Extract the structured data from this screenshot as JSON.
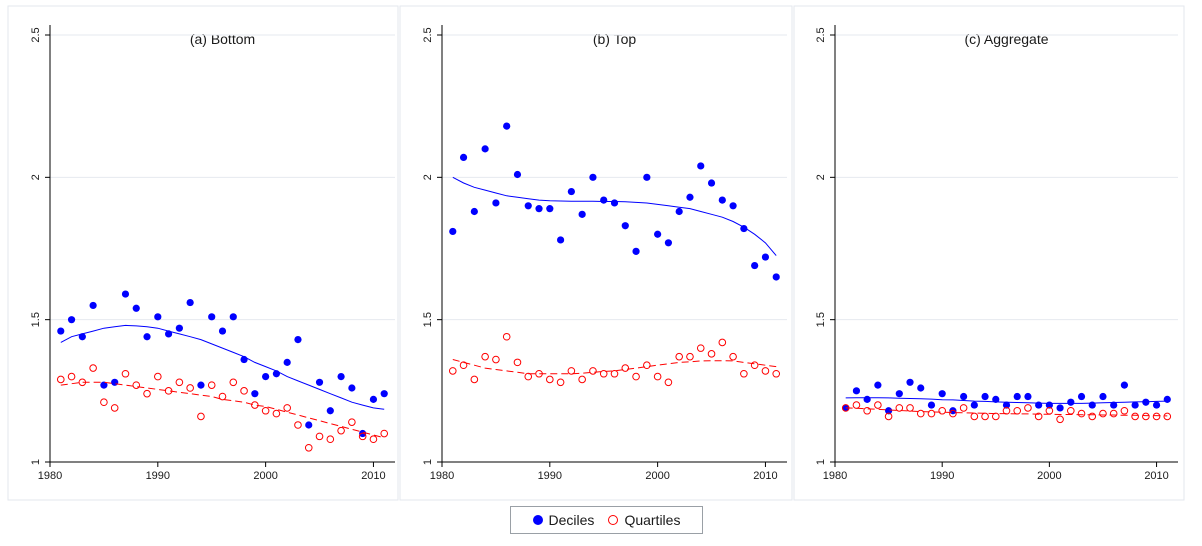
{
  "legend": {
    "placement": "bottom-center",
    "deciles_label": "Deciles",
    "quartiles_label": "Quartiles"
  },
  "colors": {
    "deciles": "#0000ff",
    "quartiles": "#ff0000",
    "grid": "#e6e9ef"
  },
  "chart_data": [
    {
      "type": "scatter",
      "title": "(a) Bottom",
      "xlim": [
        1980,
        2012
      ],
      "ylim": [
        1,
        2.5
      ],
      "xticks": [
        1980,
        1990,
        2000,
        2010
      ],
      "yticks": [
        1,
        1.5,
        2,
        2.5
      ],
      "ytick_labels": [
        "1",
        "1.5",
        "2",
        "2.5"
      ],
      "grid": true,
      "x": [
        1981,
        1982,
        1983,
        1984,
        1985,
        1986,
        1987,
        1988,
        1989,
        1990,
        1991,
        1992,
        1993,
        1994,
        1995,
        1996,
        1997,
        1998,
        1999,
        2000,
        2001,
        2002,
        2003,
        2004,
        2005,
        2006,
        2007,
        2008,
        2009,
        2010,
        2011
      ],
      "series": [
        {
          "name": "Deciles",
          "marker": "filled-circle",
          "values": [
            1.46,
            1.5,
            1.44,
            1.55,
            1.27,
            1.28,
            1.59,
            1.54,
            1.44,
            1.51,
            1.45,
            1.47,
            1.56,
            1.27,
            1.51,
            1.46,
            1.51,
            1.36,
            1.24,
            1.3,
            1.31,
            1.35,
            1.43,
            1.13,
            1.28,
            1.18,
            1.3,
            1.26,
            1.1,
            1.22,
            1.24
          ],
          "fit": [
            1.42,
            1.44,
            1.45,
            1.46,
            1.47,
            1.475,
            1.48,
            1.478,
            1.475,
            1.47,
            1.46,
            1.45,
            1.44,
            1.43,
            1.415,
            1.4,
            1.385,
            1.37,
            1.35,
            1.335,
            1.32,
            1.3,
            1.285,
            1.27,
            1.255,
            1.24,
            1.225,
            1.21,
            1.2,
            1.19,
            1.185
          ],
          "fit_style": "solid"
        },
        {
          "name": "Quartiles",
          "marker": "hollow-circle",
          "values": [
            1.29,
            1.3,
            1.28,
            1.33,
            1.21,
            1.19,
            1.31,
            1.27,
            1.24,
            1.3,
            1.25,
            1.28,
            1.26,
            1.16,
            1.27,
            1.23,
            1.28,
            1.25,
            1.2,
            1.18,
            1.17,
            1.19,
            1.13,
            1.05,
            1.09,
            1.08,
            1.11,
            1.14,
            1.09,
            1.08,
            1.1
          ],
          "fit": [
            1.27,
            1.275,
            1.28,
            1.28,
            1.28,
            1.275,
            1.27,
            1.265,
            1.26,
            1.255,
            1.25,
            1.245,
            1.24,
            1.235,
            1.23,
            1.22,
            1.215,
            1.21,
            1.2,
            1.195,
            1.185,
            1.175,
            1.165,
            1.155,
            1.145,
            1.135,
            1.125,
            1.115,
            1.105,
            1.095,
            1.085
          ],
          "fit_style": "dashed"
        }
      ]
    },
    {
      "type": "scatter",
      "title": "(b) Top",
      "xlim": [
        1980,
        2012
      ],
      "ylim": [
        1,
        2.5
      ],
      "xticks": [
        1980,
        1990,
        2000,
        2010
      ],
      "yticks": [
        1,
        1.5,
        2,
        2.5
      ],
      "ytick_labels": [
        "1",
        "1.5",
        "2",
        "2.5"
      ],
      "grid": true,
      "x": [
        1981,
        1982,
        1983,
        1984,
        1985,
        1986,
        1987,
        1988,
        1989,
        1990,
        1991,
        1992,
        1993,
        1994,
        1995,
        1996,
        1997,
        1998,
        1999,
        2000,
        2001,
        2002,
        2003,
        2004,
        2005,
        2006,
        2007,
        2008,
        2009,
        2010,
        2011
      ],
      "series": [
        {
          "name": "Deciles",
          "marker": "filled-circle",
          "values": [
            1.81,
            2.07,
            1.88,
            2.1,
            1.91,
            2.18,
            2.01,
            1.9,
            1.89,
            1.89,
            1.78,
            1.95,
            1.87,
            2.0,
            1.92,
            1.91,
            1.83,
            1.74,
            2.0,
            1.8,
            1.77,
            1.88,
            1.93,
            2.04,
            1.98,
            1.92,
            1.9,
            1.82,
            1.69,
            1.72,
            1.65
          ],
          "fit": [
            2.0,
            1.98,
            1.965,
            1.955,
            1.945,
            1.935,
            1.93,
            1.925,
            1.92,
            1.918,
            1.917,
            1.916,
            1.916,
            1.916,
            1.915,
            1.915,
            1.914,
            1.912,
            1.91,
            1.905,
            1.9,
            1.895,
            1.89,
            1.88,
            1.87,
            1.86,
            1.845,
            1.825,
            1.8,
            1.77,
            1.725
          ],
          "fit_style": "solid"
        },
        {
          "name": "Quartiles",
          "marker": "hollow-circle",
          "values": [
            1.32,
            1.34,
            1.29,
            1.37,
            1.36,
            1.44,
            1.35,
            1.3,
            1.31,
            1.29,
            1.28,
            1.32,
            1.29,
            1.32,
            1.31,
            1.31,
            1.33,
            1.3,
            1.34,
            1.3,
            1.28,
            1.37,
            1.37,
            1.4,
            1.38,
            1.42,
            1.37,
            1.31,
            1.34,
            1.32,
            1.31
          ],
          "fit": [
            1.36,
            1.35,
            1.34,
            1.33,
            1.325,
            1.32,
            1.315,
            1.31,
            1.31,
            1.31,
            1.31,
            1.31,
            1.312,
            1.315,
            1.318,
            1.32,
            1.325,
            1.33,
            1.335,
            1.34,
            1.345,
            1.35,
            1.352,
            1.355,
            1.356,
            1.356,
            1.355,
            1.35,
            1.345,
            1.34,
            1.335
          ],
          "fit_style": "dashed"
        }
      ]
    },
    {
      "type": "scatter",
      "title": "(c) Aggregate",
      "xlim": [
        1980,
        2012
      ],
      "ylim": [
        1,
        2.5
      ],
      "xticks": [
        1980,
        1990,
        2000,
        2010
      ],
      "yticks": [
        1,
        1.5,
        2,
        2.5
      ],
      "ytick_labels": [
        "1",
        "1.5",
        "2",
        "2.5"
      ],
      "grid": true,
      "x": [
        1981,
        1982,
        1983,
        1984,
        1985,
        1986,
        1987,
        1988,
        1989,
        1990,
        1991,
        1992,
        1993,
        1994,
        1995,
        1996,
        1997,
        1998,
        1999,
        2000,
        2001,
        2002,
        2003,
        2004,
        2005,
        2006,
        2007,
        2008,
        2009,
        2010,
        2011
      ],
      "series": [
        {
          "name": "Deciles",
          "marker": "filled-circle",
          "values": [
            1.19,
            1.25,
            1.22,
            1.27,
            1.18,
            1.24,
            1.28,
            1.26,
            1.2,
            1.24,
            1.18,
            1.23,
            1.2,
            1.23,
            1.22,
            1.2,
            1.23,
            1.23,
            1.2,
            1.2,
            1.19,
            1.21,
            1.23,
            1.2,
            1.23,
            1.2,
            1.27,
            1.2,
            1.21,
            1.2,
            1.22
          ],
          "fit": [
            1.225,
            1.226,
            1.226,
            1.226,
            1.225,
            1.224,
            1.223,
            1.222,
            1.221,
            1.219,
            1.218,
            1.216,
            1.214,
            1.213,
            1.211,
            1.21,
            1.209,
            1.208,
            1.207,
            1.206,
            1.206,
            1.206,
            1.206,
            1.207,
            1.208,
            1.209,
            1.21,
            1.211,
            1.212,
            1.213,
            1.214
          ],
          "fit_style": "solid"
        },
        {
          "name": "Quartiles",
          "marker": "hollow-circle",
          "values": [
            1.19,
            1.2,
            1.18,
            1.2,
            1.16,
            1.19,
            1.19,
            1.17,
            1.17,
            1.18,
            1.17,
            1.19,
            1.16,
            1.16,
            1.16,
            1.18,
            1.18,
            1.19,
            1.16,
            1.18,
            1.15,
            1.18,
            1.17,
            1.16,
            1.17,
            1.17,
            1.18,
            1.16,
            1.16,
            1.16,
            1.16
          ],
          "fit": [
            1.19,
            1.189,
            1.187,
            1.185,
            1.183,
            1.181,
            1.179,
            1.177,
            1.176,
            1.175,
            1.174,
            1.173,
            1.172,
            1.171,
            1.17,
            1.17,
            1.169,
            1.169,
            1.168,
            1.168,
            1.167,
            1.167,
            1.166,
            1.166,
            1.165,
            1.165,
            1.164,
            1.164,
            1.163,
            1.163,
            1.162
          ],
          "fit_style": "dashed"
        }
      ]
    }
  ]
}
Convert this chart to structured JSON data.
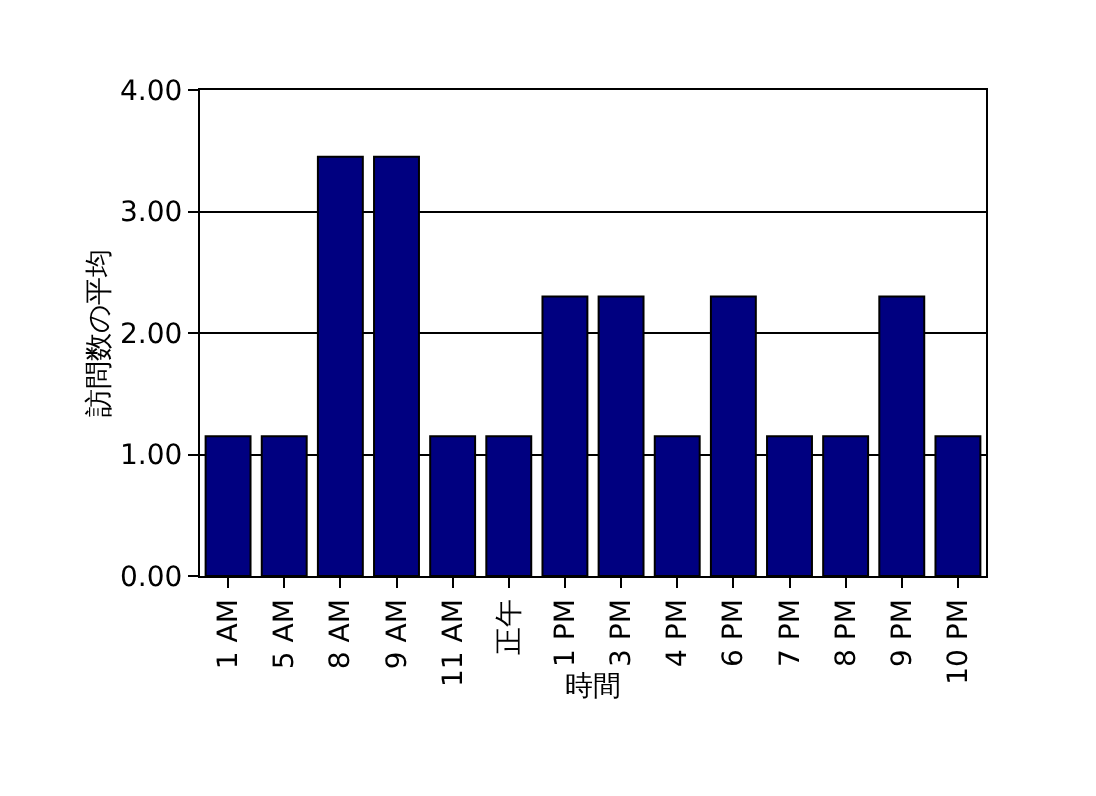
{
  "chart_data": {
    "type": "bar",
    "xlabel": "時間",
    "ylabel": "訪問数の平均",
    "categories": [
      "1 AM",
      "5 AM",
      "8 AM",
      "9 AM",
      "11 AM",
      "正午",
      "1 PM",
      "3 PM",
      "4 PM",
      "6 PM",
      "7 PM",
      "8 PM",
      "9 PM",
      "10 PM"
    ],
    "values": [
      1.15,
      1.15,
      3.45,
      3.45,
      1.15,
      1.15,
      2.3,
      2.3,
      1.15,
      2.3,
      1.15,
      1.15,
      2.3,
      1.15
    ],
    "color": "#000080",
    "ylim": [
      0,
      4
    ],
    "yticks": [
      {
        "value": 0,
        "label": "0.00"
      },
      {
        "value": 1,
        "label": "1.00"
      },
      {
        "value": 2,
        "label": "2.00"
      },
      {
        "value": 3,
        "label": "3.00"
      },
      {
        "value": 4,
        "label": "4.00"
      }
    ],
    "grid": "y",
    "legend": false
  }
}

_Given exercise_
Locate the line containing "Convert this chart to structured JSON data." in the material above, then repeat it and every later line exactly, with no pictures.

_Full output_
Convert this chart to structured JSON data.
{
  "chart_data": {
    "type": "bar",
    "xlabel": "時間",
    "ylabel": "訪問数の平均",
    "categories": [
      "1 AM",
      "5 AM",
      "8 AM",
      "9 AM",
      "11 AM",
      "正午",
      "1 PM",
      "3 PM",
      "4 PM",
      "6 PM",
      "7 PM",
      "8 PM",
      "9 PM",
      "10 PM"
    ],
    "values": [
      1.15,
      1.15,
      3.45,
      3.45,
      1.15,
      1.15,
      2.3,
      2.3,
      1.15,
      2.3,
      1.15,
      1.15,
      2.3,
      1.15
    ],
    "color": "#000080",
    "ylim": [
      0,
      4
    ],
    "yticks": [
      {
        "value": 0,
        "label": "0.00"
      },
      {
        "value": 1,
        "label": "1.00"
      },
      {
        "value": 2,
        "label": "2.00"
      },
      {
        "value": 3,
        "label": "3.00"
      },
      {
        "value": 4,
        "label": "4.00"
      }
    ],
    "grid": "y",
    "legend": false
  }
}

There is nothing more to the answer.